Task requirements:
Reproduce each of the following rows word for word, with nothing changed.
# START OF Provided information
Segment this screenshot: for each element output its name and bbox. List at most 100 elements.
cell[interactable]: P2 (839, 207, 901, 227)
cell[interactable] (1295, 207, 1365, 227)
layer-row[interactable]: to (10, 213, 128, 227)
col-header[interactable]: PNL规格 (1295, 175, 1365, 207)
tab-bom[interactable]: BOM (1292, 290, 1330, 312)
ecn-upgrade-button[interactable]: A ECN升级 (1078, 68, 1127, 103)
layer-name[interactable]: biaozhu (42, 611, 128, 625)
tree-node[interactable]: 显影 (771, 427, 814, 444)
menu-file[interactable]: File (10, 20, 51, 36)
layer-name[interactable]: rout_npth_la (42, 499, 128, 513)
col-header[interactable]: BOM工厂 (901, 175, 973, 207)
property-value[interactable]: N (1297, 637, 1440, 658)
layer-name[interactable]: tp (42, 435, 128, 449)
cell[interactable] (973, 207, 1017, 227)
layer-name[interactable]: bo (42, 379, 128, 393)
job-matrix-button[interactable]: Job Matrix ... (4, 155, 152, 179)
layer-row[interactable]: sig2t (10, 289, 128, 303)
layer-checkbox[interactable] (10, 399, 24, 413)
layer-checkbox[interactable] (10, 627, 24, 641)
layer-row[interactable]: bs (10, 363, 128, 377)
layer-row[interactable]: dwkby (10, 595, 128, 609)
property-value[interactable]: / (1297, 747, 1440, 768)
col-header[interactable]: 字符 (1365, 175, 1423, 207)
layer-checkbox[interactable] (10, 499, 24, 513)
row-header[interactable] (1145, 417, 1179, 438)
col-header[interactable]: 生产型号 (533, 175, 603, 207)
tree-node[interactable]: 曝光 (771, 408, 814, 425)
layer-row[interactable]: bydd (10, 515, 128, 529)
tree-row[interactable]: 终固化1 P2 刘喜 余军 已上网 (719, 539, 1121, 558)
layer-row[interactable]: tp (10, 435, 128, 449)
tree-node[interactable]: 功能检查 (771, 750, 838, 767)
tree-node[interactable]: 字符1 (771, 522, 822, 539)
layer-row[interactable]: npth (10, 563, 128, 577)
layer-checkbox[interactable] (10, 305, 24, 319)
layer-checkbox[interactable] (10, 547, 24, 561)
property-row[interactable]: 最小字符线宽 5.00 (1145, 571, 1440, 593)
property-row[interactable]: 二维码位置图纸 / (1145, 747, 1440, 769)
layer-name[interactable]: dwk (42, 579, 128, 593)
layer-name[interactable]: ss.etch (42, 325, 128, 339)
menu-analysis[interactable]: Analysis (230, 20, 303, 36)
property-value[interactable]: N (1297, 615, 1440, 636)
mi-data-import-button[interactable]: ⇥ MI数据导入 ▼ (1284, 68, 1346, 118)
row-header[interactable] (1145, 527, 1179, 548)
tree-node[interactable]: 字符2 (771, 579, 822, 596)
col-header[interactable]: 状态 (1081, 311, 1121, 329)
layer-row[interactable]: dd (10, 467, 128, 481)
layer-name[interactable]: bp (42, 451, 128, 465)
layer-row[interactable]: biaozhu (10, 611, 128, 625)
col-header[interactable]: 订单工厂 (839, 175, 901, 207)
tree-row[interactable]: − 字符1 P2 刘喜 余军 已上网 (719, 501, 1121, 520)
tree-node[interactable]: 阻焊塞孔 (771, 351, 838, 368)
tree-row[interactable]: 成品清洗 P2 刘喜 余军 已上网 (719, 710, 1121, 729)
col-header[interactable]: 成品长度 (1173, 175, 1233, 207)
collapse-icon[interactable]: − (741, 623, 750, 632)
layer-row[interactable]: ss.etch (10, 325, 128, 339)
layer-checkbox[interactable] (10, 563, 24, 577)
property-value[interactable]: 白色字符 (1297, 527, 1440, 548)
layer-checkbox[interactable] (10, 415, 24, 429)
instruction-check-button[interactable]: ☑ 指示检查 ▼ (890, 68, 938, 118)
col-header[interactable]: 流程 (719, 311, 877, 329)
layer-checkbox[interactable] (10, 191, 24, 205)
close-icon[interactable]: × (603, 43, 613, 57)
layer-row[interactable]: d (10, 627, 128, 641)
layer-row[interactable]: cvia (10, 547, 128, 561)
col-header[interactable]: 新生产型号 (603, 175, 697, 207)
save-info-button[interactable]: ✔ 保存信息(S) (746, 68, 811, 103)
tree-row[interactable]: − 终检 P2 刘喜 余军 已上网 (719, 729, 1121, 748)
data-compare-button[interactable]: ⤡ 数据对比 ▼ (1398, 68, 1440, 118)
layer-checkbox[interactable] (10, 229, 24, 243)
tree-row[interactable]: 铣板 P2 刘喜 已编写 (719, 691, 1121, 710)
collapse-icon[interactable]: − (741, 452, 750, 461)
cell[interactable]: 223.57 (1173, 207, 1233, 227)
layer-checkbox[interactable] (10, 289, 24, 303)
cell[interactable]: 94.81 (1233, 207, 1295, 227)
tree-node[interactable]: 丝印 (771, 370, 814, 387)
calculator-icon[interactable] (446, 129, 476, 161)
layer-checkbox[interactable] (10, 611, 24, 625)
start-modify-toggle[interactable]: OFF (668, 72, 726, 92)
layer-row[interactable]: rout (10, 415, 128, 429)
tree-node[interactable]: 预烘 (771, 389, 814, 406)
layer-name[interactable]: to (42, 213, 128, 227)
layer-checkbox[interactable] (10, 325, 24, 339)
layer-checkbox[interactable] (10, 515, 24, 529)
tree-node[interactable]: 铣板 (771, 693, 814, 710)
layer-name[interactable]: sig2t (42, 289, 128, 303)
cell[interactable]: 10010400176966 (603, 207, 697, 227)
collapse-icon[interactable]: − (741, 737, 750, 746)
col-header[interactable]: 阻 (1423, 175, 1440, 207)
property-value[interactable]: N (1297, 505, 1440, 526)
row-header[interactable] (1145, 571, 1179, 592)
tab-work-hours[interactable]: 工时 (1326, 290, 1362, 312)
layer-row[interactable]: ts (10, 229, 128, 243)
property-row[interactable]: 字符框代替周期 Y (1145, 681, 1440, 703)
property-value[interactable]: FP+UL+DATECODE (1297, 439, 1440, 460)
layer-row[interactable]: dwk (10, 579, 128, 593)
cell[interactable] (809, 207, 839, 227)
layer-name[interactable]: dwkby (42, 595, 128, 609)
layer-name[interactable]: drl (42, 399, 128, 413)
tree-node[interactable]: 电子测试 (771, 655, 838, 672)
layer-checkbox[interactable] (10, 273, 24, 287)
# END OF Provided information
Answer:
Segment this screenshot: for each element output its name and bbox. List at most 100 elements.
cell[interactable]: P2 (839, 207, 901, 227)
cell[interactable] (1295, 207, 1365, 227)
layer-row[interactable]: to (10, 213, 128, 227)
col-header[interactable]: PNL规格 (1295, 175, 1365, 207)
tab-bom[interactable]: BOM (1292, 290, 1330, 312)
ecn-upgrade-button[interactable]: A ECN升级 (1078, 68, 1127, 103)
layer-name[interactable]: biaozhu (42, 611, 128, 625)
tree-node[interactable]: 显影 (771, 427, 814, 444)
menu-file[interactable]: File (10, 20, 51, 36)
layer-name[interactable]: rout_npth_la (42, 499, 128, 513)
col-header[interactable]: BOM工厂 (901, 175, 973, 207)
property-value[interactable]: N (1297, 637, 1440, 658)
layer-name[interactable]: tp (42, 435, 128, 449)
cell[interactable] (973, 207, 1017, 227)
layer-name[interactable]: bo (42, 379, 128, 393)
job-matrix-button[interactable]: Job Matrix ... (4, 155, 152, 179)
layer-row[interactable]: sig2t (10, 289, 128, 303)
layer-checkbox[interactable] (10, 399, 24, 413)
layer-checkbox[interactable] (10, 627, 24, 641)
layer-row[interactable]: bs (10, 363, 128, 377)
layer-row[interactable]: dwkby (10, 595, 128, 609)
property-value[interactable]: / (1297, 747, 1440, 768)
col-header[interactable]: 字符 (1365, 175, 1423, 207)
layer-checkbox[interactable] (10, 499, 24, 513)
row-header[interactable] (1145, 417, 1179, 438)
col-header[interactable]: 生产型号 (533, 175, 603, 207)
tree-node[interactable]: 曝光 (771, 408, 814, 425)
layer-row[interactable]: bydd (10, 515, 128, 529)
tree-row[interactable]: 终固化1 P2 刘喜 余军 已上网 (719, 539, 1121, 558)
layer-row[interactable]: tp (10, 435, 128, 449)
tree-node[interactable]: 功能检查 (771, 750, 838, 767)
tree-node[interactable]: 字符1 (771, 522, 822, 539)
layer-row[interactable]: npth (10, 563, 128, 577)
layer-checkbox[interactable] (10, 305, 24, 319)
layer-checkbox[interactable] (10, 547, 24, 561)
property-row[interactable]: 最小字符线宽 5.00 (1145, 571, 1440, 593)
property-row[interactable]: 二维码位置图纸 / (1145, 747, 1440, 769)
layer-name[interactable]: dwk (42, 579, 128, 593)
layer-name[interactable]: ss.etch (42, 325, 128, 339)
menu-analysis[interactable]: Analysis (230, 20, 303, 36)
property-value[interactable]: N (1297, 615, 1440, 636)
mi-data-import-button[interactable]: ⇥ MI数据导入 ▼ (1284, 68, 1346, 118)
row-header[interactable] (1145, 527, 1179, 548)
tree-node[interactable]: 字符2 (771, 579, 822, 596)
col-header[interactable]: 状态 (1081, 311, 1121, 329)
layer-row[interactable]: dd (10, 467, 128, 481)
layer-name[interactable]: bp (42, 451, 128, 465)
layer-row[interactable]: biaozhu (10, 611, 128, 625)
col-header[interactable]: 订单工厂 (839, 175, 901, 207)
tree-row[interactable]: − 字符1 P2 刘喜 余军 已上网 (719, 501, 1121, 520)
tree-node[interactable]: 阻焊塞孔 (771, 351, 838, 368)
tree-row[interactable]: 成品清洗 P2 刘喜 余军 已上网 (719, 710, 1121, 729)
col-header[interactable]: 成品长度 (1173, 175, 1233, 207)
collapse-icon[interactable]: − (741, 623, 750, 632)
layer-row[interactable]: ss.etch (10, 325, 128, 339)
layer-checkbox[interactable] (10, 563, 24, 577)
property-value[interactable]: 白色字符 (1297, 527, 1440, 548)
layer-checkbox[interactable] (10, 415, 24, 429)
instruction-check-button[interactable]: ☑ 指示检查 ▼ (890, 68, 938, 118)
col-header[interactable]: 流程 (719, 311, 877, 329)
layer-checkbox[interactable] (10, 191, 24, 205)
close-icon[interactable]: × (603, 43, 613, 57)
layer-row[interactable]: d (10, 627, 128, 641)
layer-row[interactable]: cvia (10, 547, 128, 561)
col-header[interactable]: 新生产型号 (603, 175, 697, 207)
save-info-button[interactable]: ✔ 保存信息(S) (746, 68, 811, 103)
tree-row[interactable]: − 终检 P2 刘喜 余军 已上网 (719, 729, 1121, 748)
data-compare-button[interactable]: ⤡ 数据对比 ▼ (1398, 68, 1440, 118)
layer-checkbox[interactable] (10, 229, 24, 243)
tree-row[interactable]: 铣板 P2 刘喜 已编写 (719, 691, 1121, 710)
collapse-icon[interactable]: − (741, 452, 750, 461)
cell[interactable]: 223.57 (1173, 207, 1233, 227)
layer-checkbox[interactable] (10, 289, 24, 303)
cell[interactable]: 94.81 (1233, 207, 1295, 227)
tree-node[interactable]: 丝印 (771, 370, 814, 387)
calculator-icon[interactable] (446, 129, 476, 161)
layer-checkbox[interactable] (10, 611, 24, 625)
start-modify-toggle[interactable]: OFF (668, 72, 726, 92)
layer-row[interactable]: rout (10, 415, 128, 429)
tree-node[interactable]: 预烘 (771, 389, 814, 406)
layer-name[interactable]: to (42, 213, 128, 227)
layer-checkbox[interactable] (10, 325, 24, 339)
layer-checkbox[interactable] (10, 515, 24, 529)
tree-node[interactable]: 铣板 (771, 693, 814, 710)
layer-name[interactable]: sig2t (42, 289, 128, 303)
cell[interactable]: 10010400176966 (603, 207, 697, 227)
collapse-icon[interactable]: − (741, 737, 750, 746)
col-header[interactable]: 阻 (1423, 175, 1440, 207)
property-value[interactable]: N (1297, 505, 1440, 526)
row-header[interactable] (1145, 571, 1179, 592)
tab-work-hours[interactable]: 工时 (1326, 290, 1362, 312)
layer-row[interactable]: ts (10, 229, 128, 243)
property-row[interactable]: 字符框代替周期 Y (1145, 681, 1440, 703)
property-value[interactable]: FP+UL+DATECODE (1297, 439, 1440, 460)
layer-row[interactable]: dwk (10, 579, 128, 593)
cell[interactable] (809, 207, 839, 227)
layer-name[interactable]: dwkby (42, 595, 128, 609)
layer-name[interactable]: drl (42, 399, 128, 413)
tree-node[interactable]: 电子测试 (771, 655, 838, 672)
layer-checkbox[interactable] (10, 273, 24, 287)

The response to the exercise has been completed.